## Problem requirements
The lines to be set down run from the line containing "Convert this chart" through the final line of the data below; print them exactly and print nothing else.

## Task input
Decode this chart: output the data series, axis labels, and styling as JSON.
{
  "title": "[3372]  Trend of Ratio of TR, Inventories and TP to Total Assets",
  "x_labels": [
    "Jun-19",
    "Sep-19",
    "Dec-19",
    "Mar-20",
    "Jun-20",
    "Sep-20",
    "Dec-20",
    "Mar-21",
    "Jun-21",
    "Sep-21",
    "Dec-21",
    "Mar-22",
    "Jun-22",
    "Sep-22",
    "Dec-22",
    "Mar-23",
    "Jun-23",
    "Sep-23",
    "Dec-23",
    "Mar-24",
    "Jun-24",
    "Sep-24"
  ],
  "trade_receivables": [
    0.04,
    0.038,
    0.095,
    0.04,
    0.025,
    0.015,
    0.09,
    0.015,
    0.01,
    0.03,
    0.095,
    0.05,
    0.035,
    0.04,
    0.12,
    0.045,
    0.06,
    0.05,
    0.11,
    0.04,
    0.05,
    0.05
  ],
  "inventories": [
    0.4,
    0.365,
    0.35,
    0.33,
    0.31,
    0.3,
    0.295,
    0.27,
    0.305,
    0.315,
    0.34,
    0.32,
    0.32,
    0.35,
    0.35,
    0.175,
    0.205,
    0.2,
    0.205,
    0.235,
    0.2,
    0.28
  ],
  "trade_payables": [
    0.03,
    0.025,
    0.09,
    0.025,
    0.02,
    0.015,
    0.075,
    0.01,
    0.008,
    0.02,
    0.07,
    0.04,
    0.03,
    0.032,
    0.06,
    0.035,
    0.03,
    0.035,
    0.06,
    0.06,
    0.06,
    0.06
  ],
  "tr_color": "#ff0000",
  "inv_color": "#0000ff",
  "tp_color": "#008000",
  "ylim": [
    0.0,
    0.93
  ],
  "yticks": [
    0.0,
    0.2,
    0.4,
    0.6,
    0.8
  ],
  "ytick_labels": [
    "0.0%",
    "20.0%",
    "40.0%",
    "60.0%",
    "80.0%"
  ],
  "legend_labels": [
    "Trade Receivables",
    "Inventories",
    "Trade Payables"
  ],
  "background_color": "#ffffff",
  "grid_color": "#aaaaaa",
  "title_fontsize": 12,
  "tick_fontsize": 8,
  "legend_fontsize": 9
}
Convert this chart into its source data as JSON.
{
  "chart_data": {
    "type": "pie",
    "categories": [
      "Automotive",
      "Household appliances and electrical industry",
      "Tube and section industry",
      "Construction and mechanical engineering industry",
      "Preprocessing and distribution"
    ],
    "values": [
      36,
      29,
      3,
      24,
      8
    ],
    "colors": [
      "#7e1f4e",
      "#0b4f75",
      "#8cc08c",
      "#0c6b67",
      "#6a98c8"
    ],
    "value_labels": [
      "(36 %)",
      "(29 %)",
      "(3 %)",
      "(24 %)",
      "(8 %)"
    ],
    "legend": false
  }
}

## Final answer
Convert this chart into its source data as JSON.
{
  "chart_data": {
    "type": "pie",
    "categories": [
      "Automotive",
      "Household appliances and electrical industry",
      "Tube and section industry",
      "Construction and mechanical engineering industry",
      "Preprocessing and distribution"
    ],
    "values": [
      36,
      29,
      3,
      24,
      8
    ],
    "colors": [
      "#7e1f4e",
      "#0b4f75",
      "#8cc08c",
      "#0c6b67",
      "#6a98c8"
    ],
    "value_labels": [
      "(36 %)",
      "(29 %)",
      "(3 %)",
      "(24 %)",
      "(8 %)"
    ],
    "legend": false
  }
}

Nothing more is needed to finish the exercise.